(Your instructions):
Reproduce every entry exactly and leave its pictures out.

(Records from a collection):

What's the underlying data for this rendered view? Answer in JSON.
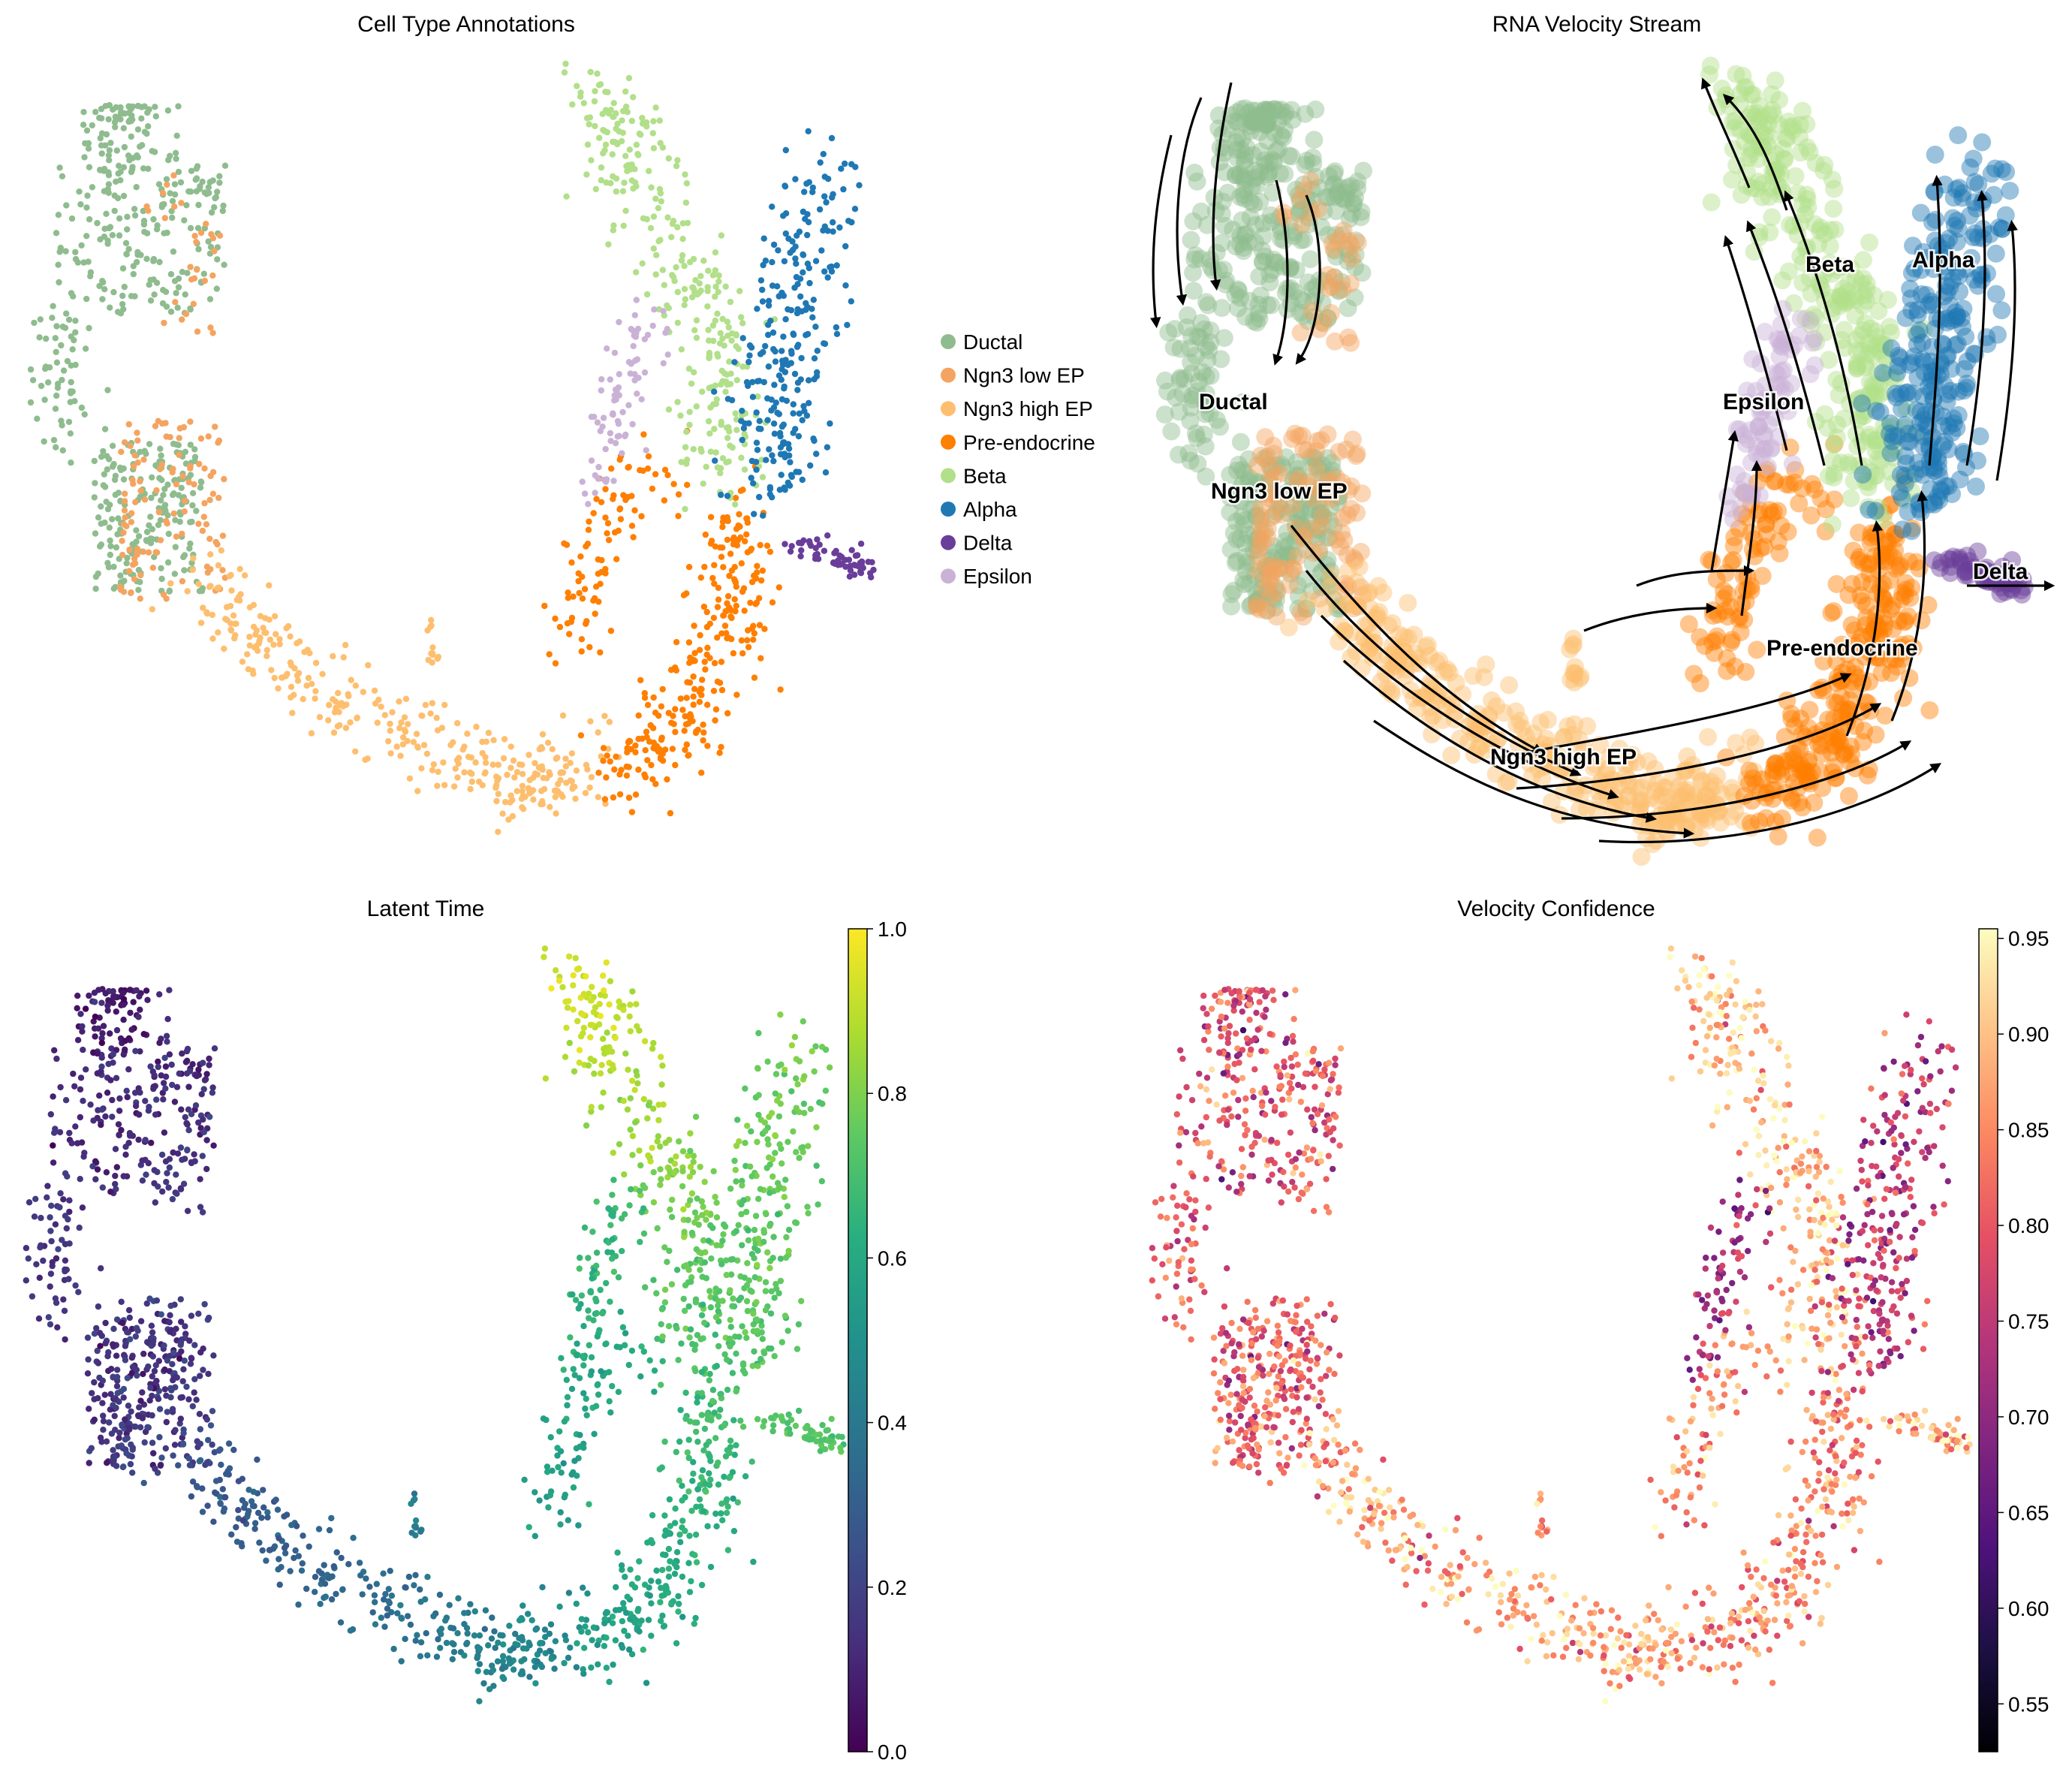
{
  "chart_data": [
    {
      "type": "scatter",
      "title": "Cell Type Annotations",
      "legend_position": "right",
      "legend": [
        {
          "name": "Ductal",
          "color": "#8fbc8f"
        },
        {
          "name": "Ngn3 low EP",
          "color": "#f4a460"
        },
        {
          "name": "Ngn3 high EP",
          "color": "#fdbf6f"
        },
        {
          "name": "Pre-endocrine",
          "color": "#ff7f00"
        },
        {
          "name": "Beta",
          "color": "#b2df8a"
        },
        {
          "name": "Alpha",
          "color": "#1f78b4"
        },
        {
          "name": "Delta",
          "color": "#6a3d9a"
        },
        {
          "name": "Epsilon",
          "color": "#cab2d6"
        }
      ]
    },
    {
      "type": "scatter",
      "title": "RNA Velocity Stream",
      "cluster_labels": [
        "Ductal",
        "Ngn3 low EP",
        "Ngn3 high EP",
        "Pre-endocrine",
        "Beta",
        "Alpha",
        "Delta",
        "Epsilon"
      ]
    },
    {
      "type": "scatter",
      "title": "Latent Time",
      "colorbar": {
        "colormap": "viridis",
        "min": 0.0,
        "max": 1.0,
        "ticks": [
          "0.0",
          "0.2",
          "0.4",
          "0.6",
          "0.8",
          "1.0"
        ]
      }
    },
    {
      "type": "scatter",
      "title": "Velocity Confidence",
      "colorbar": {
        "colormap": "magma",
        "min": 0.525,
        "max": 0.955,
        "ticks": [
          "0.55",
          "0.60",
          "0.65",
          "0.70",
          "0.75",
          "0.80",
          "0.85",
          "0.90",
          "0.95"
        ]
      }
    }
  ]
}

(Solution for this task):
What's the underlying data for this rendered view? Answer in JSON.
{
  "chart_data": [
    {
      "type": "scatter",
      "title": "Cell Type Annotations",
      "legend_position": "right",
      "legend": [
        {
          "name": "Ductal",
          "color": "#8fbc8f"
        },
        {
          "name": "Ngn3 low EP",
          "color": "#f4a460"
        },
        {
          "name": "Ngn3 high EP",
          "color": "#fdbf6f"
        },
        {
          "name": "Pre-endocrine",
          "color": "#ff7f00"
        },
        {
          "name": "Beta",
          "color": "#b2df8a"
        },
        {
          "name": "Alpha",
          "color": "#1f78b4"
        },
        {
          "name": "Delta",
          "color": "#6a3d9a"
        },
        {
          "name": "Epsilon",
          "color": "#cab2d6"
        }
      ]
    },
    {
      "type": "scatter",
      "title": "RNA Velocity Stream",
      "cluster_labels": [
        "Ductal",
        "Ngn3 low EP",
        "Ngn3 high EP",
        "Pre-endocrine",
        "Beta",
        "Alpha",
        "Delta",
        "Epsilon"
      ]
    },
    {
      "type": "scatter",
      "title": "Latent Time",
      "colorbar": {
        "colormap": "viridis",
        "min": 0.0,
        "max": 1.0,
        "ticks": [
          "0.0",
          "0.2",
          "0.4",
          "0.6",
          "0.8",
          "1.0"
        ]
      }
    },
    {
      "type": "scatter",
      "title": "Velocity Confidence",
      "colorbar": {
        "colormap": "magma",
        "min": 0.525,
        "max": 0.955,
        "ticks": [
          "0.55",
          "0.60",
          "0.65",
          "0.70",
          "0.75",
          "0.80",
          "0.85",
          "0.90",
          "0.95"
        ]
      }
    }
  ]
}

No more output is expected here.